Your instructions ->
Output the material beneath exactly, leaving nothing out.

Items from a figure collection
▬▬▬▬▬▬

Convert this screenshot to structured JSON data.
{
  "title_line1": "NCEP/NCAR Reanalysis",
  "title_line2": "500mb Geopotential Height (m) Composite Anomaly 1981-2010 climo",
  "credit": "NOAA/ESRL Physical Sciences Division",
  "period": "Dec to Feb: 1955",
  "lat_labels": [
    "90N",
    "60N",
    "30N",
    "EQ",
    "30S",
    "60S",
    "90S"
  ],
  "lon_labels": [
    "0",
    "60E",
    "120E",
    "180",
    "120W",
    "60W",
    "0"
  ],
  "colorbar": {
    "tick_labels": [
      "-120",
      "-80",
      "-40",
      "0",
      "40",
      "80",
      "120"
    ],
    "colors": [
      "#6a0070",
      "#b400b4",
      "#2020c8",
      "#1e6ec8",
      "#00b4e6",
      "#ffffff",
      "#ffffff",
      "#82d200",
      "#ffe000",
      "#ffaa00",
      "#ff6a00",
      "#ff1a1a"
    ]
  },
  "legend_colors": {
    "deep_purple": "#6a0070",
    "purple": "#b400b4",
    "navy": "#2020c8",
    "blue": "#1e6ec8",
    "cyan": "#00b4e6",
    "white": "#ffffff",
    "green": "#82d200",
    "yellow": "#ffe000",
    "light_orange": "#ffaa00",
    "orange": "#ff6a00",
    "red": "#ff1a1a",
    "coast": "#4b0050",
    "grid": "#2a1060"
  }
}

▬▬▬▬▬▬

Response to the task ->
Convert this screenshot to structured JSON data.
{
  "title_line1": "NCEP/NCAR Reanalysis",
  "title_line2": "500mb Geopotential Height (m) Composite Anomaly 1981-2010 climo",
  "credit": "NOAA/ESRL Physical Sciences Division",
  "period": "Dec to Feb: 1955",
  "lat_labels": [
    "90N",
    "60N",
    "30N",
    "EQ",
    "30S",
    "60S",
    "90S"
  ],
  "lon_labels": [
    "0",
    "60E",
    "120E",
    "180",
    "120W",
    "60W",
    "0"
  ],
  "colorbar": {
    "tick_labels": [
      "-120",
      "-80",
      "-40",
      "0",
      "40",
      "80",
      "120"
    ],
    "colors": [
      "#6a0070",
      "#b400b4",
      "#2020c8",
      "#1e6ec8",
      "#00b4e6",
      "#ffffff",
      "#ffffff",
      "#82d200",
      "#ffe000",
      "#ffaa00",
      "#ff6a00",
      "#ff1a1a"
    ]
  },
  "legend_colors": {
    "deep_purple": "#6a0070",
    "purple": "#b400b4",
    "navy": "#2020c8",
    "blue": "#1e6ec8",
    "cyan": "#00b4e6",
    "white": "#ffffff",
    "green": "#82d200",
    "yellow": "#ffe000",
    "light_orange": "#ffaa00",
    "orange": "#ff6a00",
    "red": "#ff1a1a",
    "coast": "#4b0050",
    "grid": "#2a1060"
  }
}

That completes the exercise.